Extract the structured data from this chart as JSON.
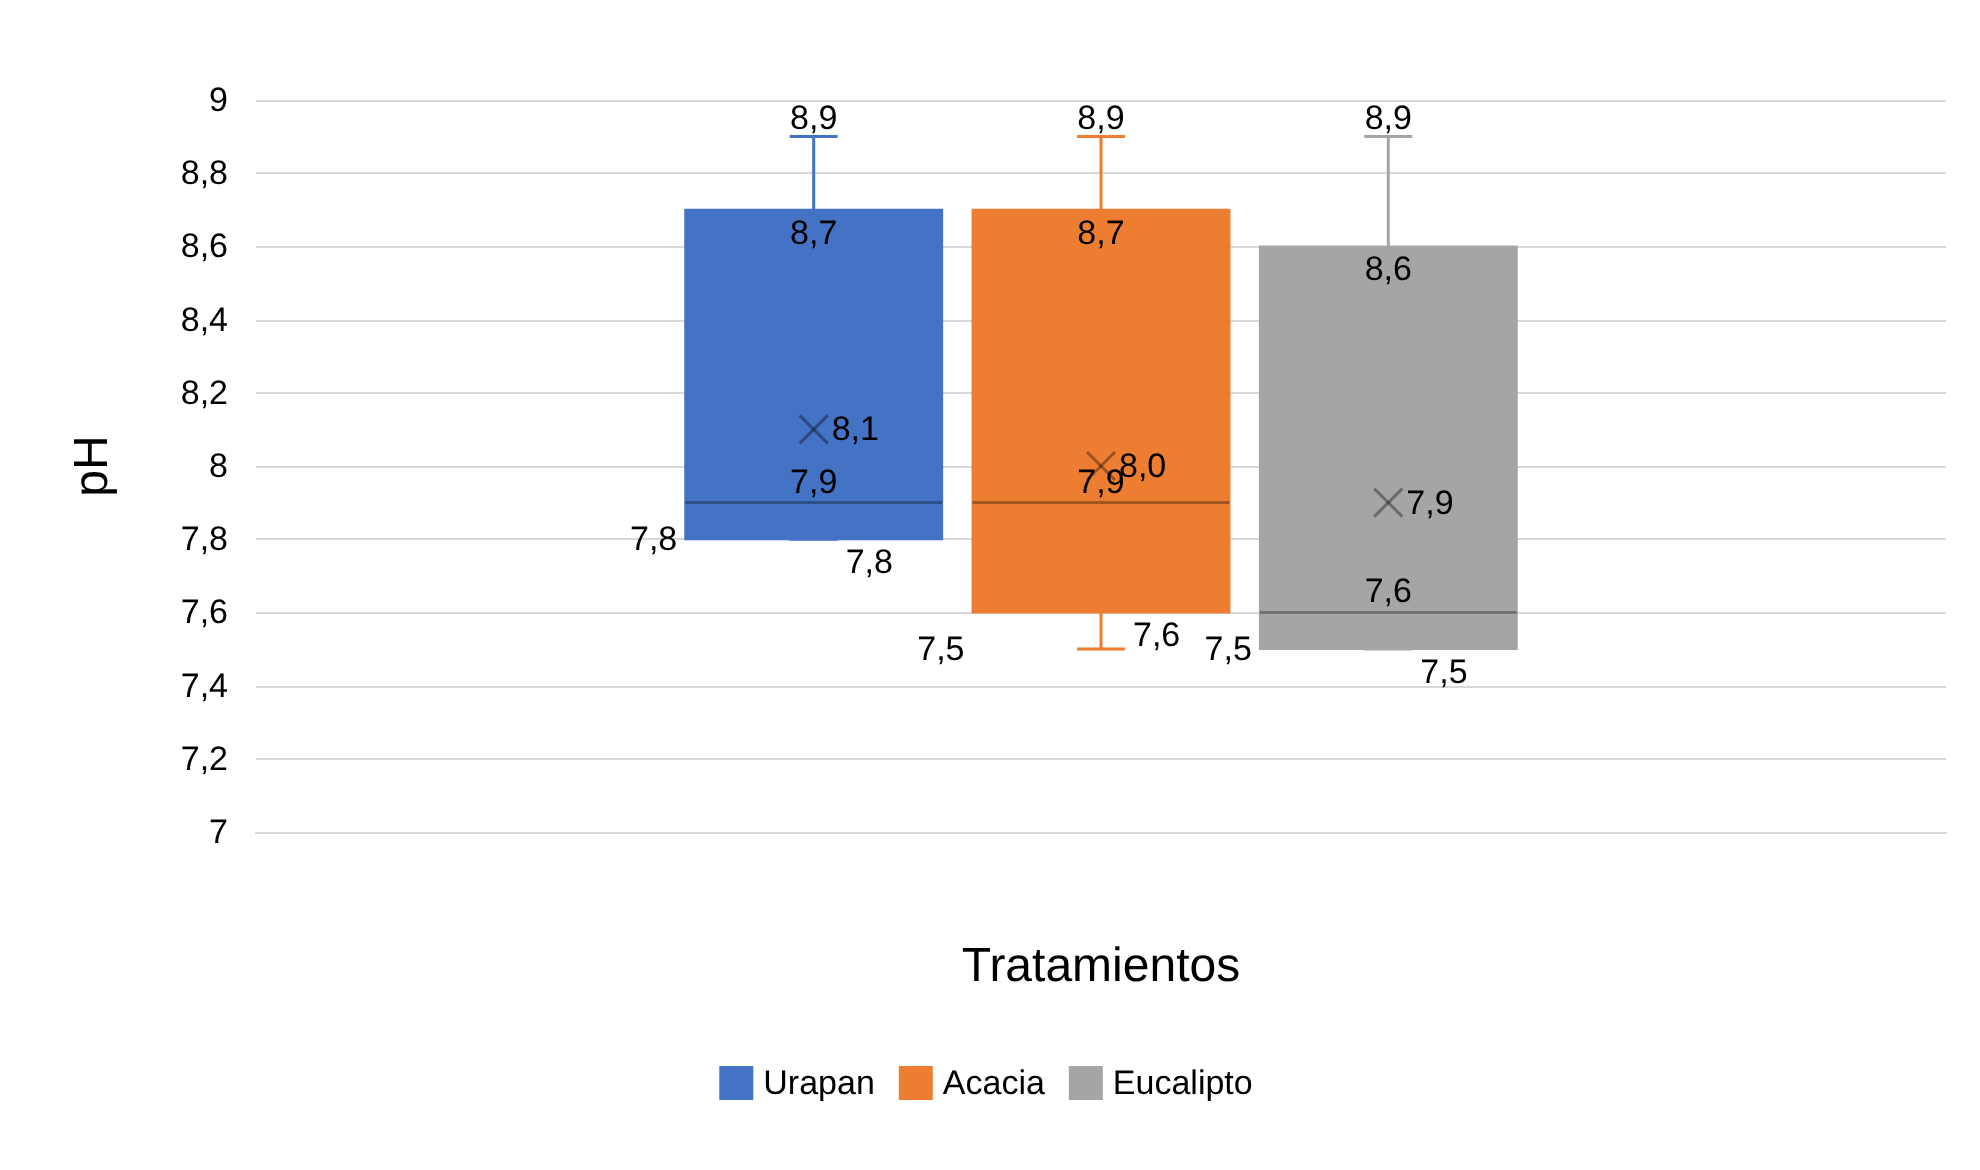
{
  "chart_data": {
    "type": "box",
    "xlabel": "Tratamientos",
    "ylabel": "pH",
    "categories": [
      null
    ],
    "series": [
      {
        "name": "Urapan",
        "color": "#4472c4",
        "boxes": [
          {
            "low": 7.8,
            "q1": 7.8,
            "median": 7.9,
            "q3": 8.7,
            "high": 8.9,
            "mean": 8.1
          }
        ],
        "value_labels": [
          [
            "8,9",
            "8,7",
            "7,9",
            "7,8",
            "7,8",
            "8,1"
          ]
        ]
      },
      {
        "name": "Acacia",
        "color": "#ed7d31",
        "boxes": [
          {
            "low": 7.5,
            "q1": 7.6,
            "median": 7.9,
            "q3": 8.7,
            "high": 8.9,
            "mean": 8.0
          }
        ],
        "value_labels": [
          [
            "8,9",
            "8,7",
            "7,9",
            "7,6",
            "7,5",
            "8,0"
          ]
        ]
      },
      {
        "name": "Eucalipto",
        "color": "#a5a5a5",
        "boxes": [
          {
            "low": 7.5,
            "q1": 7.5,
            "median": 7.6,
            "q3": 8.6,
            "high": 8.9,
            "mean": 7.9
          }
        ],
        "value_labels": [
          [
            "8,9",
            "8,6",
            "7,6",
            "7,5",
            "7,5",
            "7,9"
          ]
        ]
      }
    ],
    "ylim": [
      7,
      9
    ],
    "yticks": [
      {
        "value": 7,
        "label": "7"
      },
      {
        "value": 7.2,
        "label": "7,2"
      },
      {
        "value": 7.4,
        "label": "7,4"
      },
      {
        "value": 7.6,
        "label": "7,6"
      },
      {
        "value": 7.8,
        "label": "7,8"
      },
      {
        "value": 8,
        "label": "8"
      },
      {
        "value": 8.2,
        "label": "8,2"
      },
      {
        "value": 8.4,
        "label": "8,4"
      },
      {
        "value": 8.6,
        "label": "8,6"
      },
      {
        "value": 8.8,
        "label": "8,8"
      },
      {
        "value": 9,
        "label": "9"
      }
    ],
    "grid": "y",
    "legend": "bottom"
  }
}
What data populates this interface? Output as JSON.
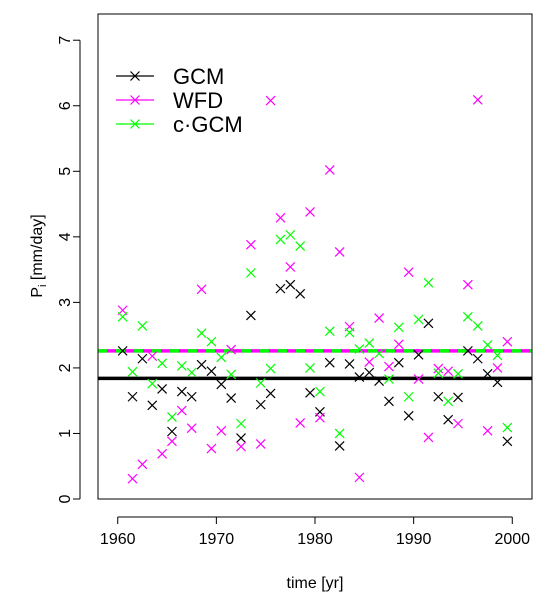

Task to carry out.
Collect each line containing the string "name".

Full output.
        "name": "Urapan",
        "name": "Acacia",
        "name": "Eucalipto",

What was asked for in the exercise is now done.